[Recorded data]

------------------------------------------------

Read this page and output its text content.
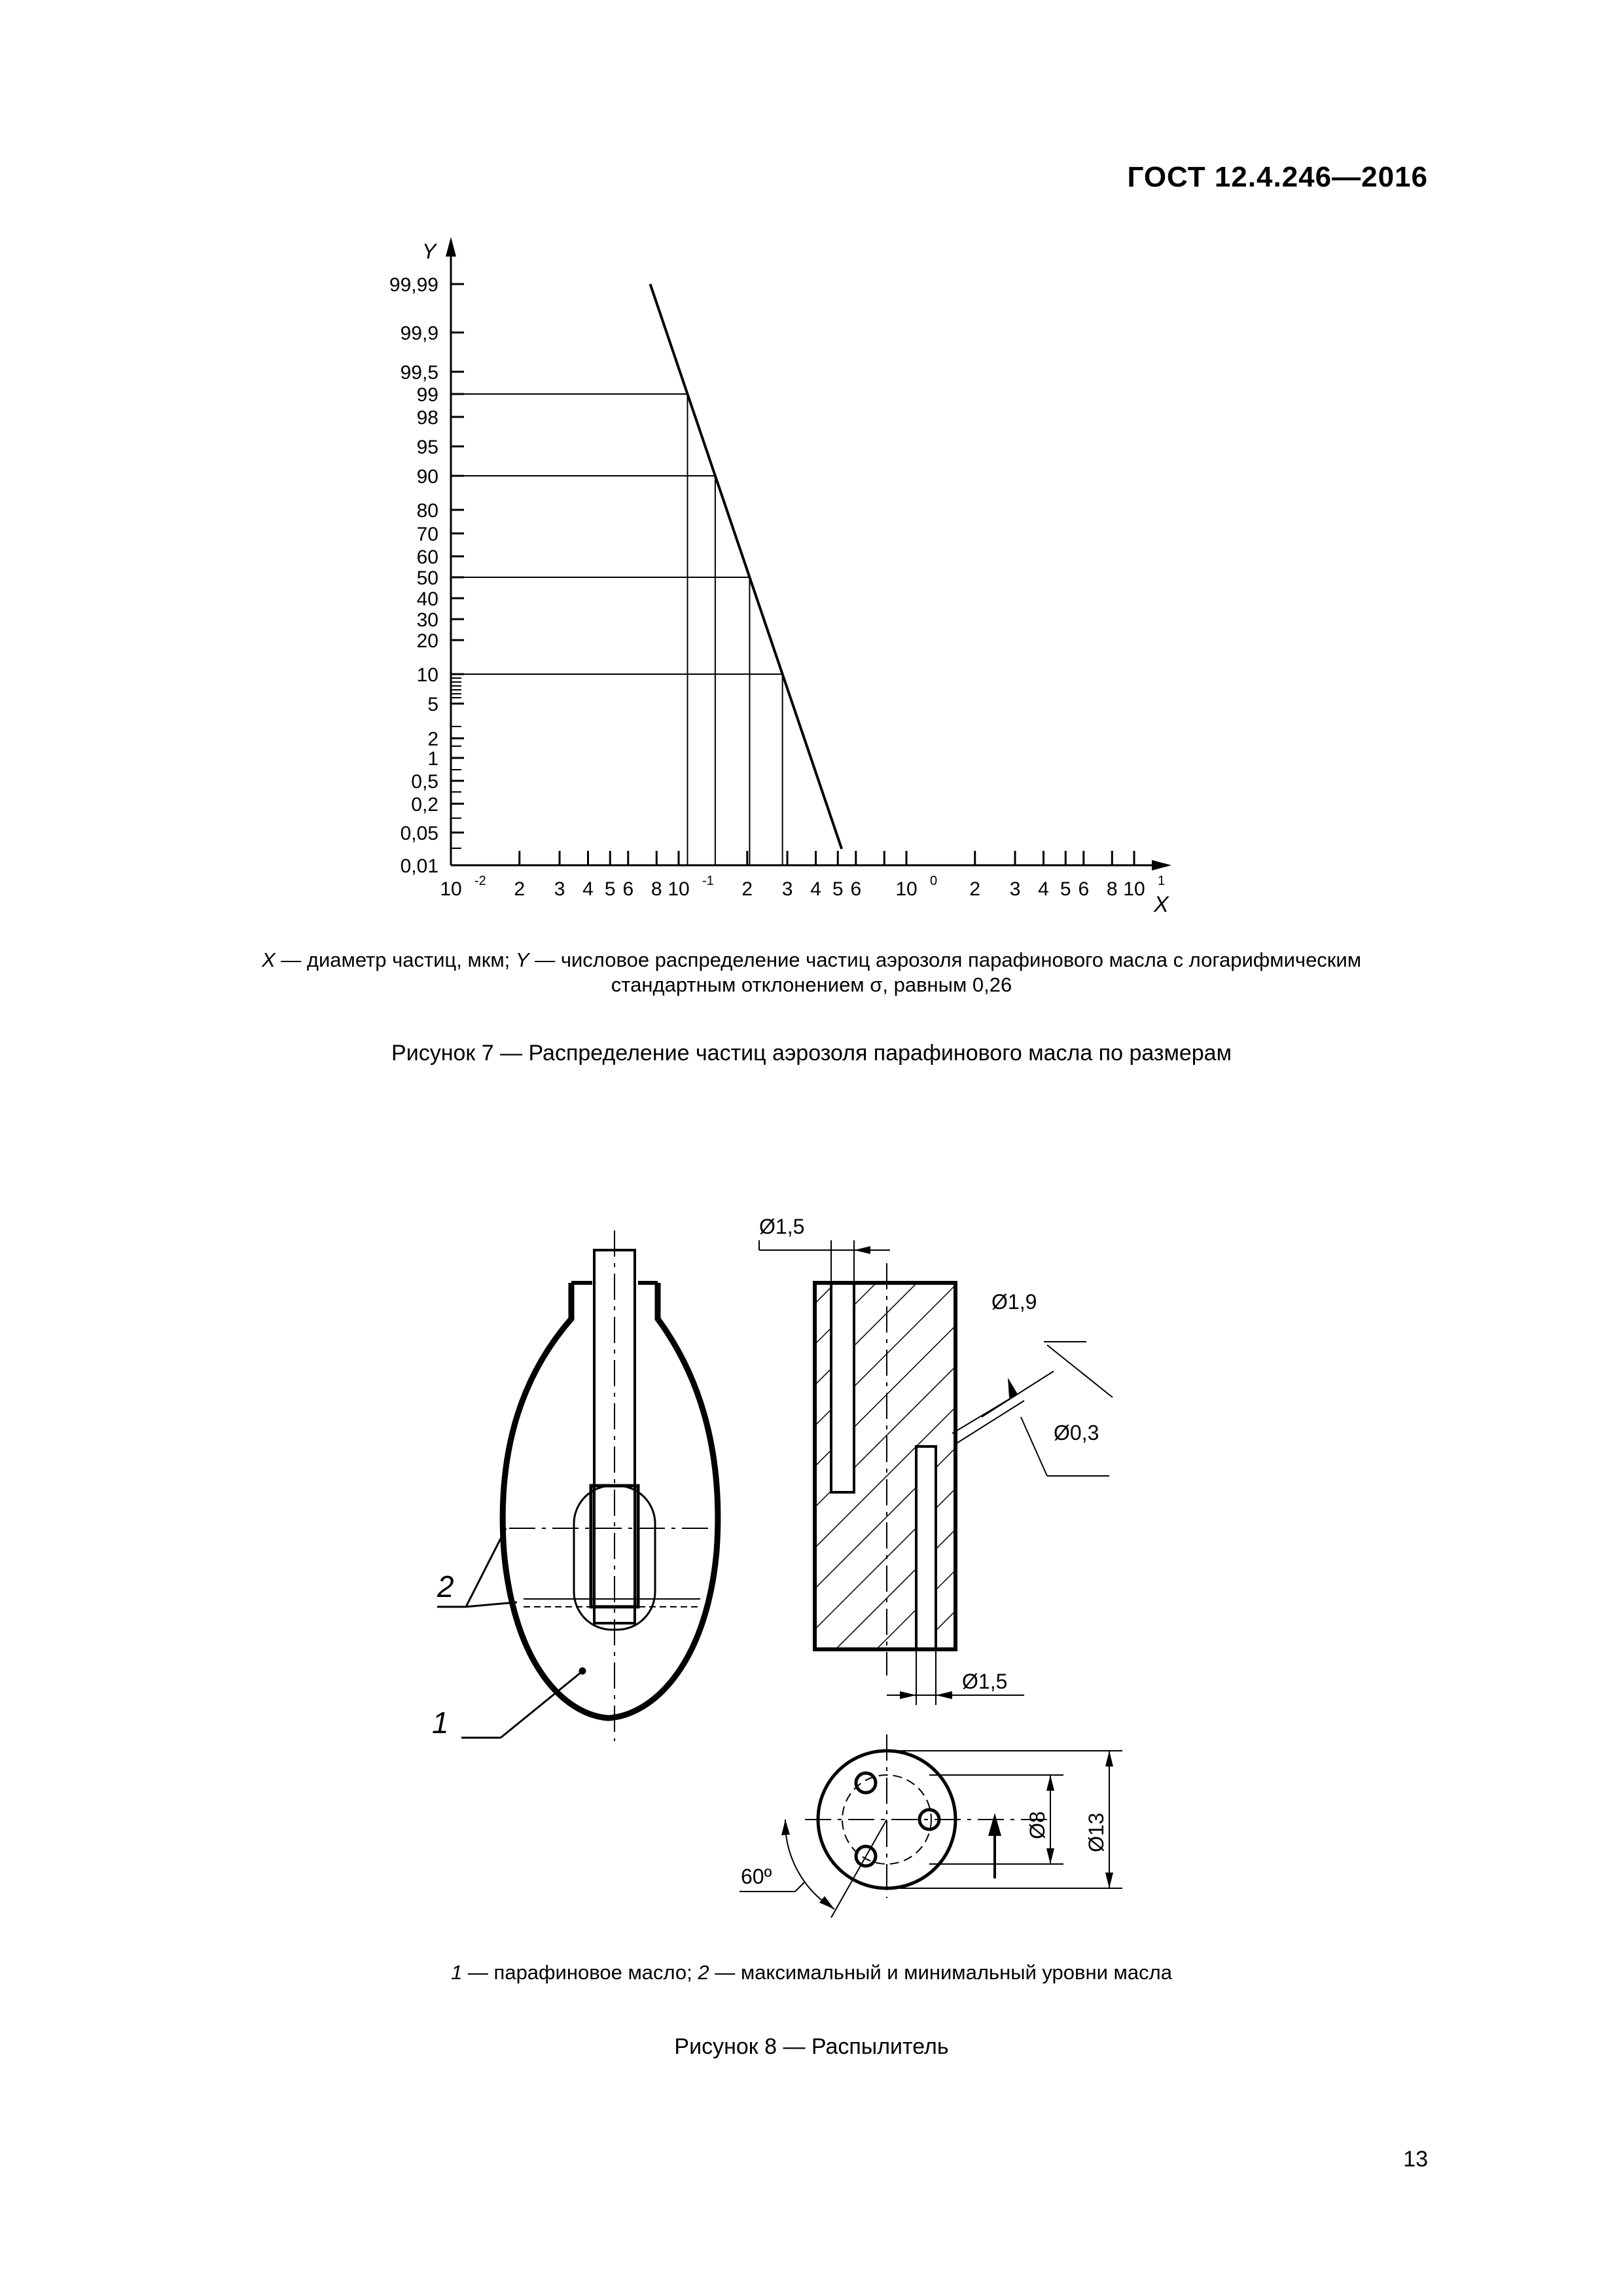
ГОСТ 12.4.246—2016
Y
X
99,99
99,9
99,5
99
98
95
90
80
70
60
50
40
30
20
10
5
2
1
0,5
0,2
0,05
0,01
10 -2 2 3 4 5 6 8 10 -1 2 3 4 5 6 10 0 2 3 4 5 6 8 10 1
X — диаметр частиц, мкм; Y — числовое распределение частиц аэрозоля парафинового масла с логарифмическим
стандартным отклонением σ, равным 0,26
Рисунок 7 — Распределение частиц аэрозоля парафинового масла по размерам
2
1
Ø1,5
Ø1,9
Ø0,3
Ø1,5
Ø8 Ø13
60º
1 — парафиновое масло; 2 — максимальный и минимальный уровни масла
Рисунок 8 — Распылитель
13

------------------------------------------------

* _SHORT EXERCISE_: Copy every line of the data that holds the string "парафинового".

* _WORKED SOLUTION_:
X — диаметр частиц, мкм; Y — числовое распределение частиц аэрозоля парафинового масла с логарифмическим
Рисунок 7 — Распределение частиц аэрозоля парафинового масла по размерам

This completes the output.